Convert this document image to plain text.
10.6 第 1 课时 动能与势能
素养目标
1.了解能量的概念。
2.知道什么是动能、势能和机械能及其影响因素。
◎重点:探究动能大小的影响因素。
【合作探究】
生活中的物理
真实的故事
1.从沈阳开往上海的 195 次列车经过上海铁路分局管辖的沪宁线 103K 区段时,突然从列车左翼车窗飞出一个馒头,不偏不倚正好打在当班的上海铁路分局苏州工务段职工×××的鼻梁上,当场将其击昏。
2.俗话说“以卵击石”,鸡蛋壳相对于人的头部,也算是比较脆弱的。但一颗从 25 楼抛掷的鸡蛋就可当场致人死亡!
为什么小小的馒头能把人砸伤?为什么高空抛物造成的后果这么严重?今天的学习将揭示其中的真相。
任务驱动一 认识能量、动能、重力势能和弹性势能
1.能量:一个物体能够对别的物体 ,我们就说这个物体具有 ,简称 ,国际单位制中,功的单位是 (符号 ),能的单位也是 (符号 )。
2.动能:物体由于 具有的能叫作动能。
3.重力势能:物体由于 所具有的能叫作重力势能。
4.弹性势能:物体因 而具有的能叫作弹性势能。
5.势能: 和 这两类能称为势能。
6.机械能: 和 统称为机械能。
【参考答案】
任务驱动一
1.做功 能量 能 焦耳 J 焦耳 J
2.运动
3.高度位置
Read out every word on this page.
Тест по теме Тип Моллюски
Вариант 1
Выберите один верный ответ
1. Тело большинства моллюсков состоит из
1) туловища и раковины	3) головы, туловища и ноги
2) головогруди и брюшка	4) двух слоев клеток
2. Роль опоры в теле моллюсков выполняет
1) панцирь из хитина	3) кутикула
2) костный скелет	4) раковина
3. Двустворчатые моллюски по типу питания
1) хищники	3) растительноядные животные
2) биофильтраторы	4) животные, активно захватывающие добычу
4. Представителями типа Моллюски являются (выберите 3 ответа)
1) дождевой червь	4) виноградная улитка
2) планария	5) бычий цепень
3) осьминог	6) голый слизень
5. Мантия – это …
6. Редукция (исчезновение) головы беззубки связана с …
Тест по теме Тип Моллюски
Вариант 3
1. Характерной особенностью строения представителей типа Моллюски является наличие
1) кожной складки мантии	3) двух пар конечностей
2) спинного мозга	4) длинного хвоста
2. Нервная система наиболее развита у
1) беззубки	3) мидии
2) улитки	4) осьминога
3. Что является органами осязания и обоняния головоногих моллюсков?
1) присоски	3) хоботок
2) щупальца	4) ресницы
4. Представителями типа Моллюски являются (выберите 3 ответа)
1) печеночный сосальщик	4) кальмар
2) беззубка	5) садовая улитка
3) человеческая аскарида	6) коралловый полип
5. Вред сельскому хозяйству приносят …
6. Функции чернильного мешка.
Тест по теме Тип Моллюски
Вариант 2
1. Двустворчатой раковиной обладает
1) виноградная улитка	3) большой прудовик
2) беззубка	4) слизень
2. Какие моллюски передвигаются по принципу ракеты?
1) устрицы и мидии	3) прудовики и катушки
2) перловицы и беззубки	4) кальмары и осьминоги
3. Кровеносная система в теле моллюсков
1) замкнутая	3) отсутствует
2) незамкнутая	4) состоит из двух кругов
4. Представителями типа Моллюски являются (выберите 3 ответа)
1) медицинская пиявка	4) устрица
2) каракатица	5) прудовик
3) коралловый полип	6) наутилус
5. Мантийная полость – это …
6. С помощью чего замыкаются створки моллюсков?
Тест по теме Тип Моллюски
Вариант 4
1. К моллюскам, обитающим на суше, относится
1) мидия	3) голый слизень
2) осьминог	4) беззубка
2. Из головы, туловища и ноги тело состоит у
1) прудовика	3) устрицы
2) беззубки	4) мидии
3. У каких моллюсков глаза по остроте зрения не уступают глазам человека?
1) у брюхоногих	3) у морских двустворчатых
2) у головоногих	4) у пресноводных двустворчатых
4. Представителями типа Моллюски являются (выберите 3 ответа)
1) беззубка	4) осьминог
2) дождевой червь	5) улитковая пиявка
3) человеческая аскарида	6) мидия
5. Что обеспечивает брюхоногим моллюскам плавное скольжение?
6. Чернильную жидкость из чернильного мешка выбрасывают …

• Description of the task: Extract, from the listing above, every line where the string "аскарида" occurs.

• Answer in full:
3) человеческая аскарида	6) коралловый полип
3) человеческая аскарида	6) мидия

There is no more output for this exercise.